Challenge
Scan the records below for lines with the word "elit", then state how many you find and nothing else.

=== Data ===

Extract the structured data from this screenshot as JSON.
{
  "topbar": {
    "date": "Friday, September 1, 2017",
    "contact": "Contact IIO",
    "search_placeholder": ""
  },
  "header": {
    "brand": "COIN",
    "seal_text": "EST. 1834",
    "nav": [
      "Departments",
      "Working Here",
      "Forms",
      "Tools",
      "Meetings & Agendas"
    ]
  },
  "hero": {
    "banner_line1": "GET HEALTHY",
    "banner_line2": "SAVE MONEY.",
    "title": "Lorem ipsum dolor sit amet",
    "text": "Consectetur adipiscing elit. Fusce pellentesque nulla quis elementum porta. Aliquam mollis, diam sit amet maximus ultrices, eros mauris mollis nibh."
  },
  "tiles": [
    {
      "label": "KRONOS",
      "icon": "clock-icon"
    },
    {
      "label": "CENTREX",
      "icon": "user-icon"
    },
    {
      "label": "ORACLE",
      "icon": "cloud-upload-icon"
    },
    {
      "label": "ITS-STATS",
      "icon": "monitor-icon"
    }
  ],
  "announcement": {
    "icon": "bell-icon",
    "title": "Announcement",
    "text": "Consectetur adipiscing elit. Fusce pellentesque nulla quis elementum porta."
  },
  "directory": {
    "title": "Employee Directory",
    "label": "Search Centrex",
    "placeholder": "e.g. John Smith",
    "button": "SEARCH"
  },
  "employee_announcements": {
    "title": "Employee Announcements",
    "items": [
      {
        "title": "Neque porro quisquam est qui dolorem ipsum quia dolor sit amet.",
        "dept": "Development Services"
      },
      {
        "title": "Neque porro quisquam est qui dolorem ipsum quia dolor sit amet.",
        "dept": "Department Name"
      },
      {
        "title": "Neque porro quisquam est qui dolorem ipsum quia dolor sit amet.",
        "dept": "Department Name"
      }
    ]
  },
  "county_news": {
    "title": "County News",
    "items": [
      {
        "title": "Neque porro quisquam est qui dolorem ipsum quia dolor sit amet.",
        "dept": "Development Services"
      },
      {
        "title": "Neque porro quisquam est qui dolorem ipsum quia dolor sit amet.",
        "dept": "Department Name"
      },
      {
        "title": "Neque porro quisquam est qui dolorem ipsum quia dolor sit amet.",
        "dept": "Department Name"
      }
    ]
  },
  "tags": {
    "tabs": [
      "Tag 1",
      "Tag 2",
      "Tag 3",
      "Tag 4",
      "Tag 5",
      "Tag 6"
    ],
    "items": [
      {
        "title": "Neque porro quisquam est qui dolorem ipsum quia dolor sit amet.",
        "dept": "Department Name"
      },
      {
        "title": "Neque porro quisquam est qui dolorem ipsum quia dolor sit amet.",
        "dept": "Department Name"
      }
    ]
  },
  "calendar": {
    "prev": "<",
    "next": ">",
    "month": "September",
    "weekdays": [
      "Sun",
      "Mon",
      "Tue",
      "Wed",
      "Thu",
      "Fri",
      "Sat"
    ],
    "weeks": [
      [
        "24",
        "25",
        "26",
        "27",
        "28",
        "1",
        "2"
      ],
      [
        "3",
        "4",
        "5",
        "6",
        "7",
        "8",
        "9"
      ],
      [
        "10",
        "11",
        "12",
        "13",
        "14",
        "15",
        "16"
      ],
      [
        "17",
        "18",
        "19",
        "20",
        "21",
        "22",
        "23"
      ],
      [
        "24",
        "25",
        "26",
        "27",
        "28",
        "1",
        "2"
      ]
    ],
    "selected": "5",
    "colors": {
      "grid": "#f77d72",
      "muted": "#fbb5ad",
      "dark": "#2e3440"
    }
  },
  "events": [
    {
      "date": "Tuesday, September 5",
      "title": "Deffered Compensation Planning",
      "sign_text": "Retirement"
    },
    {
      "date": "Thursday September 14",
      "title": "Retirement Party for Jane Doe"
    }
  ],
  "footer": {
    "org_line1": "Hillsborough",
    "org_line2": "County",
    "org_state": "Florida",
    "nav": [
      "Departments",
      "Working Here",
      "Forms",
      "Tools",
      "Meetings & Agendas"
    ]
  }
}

===

Task answer
2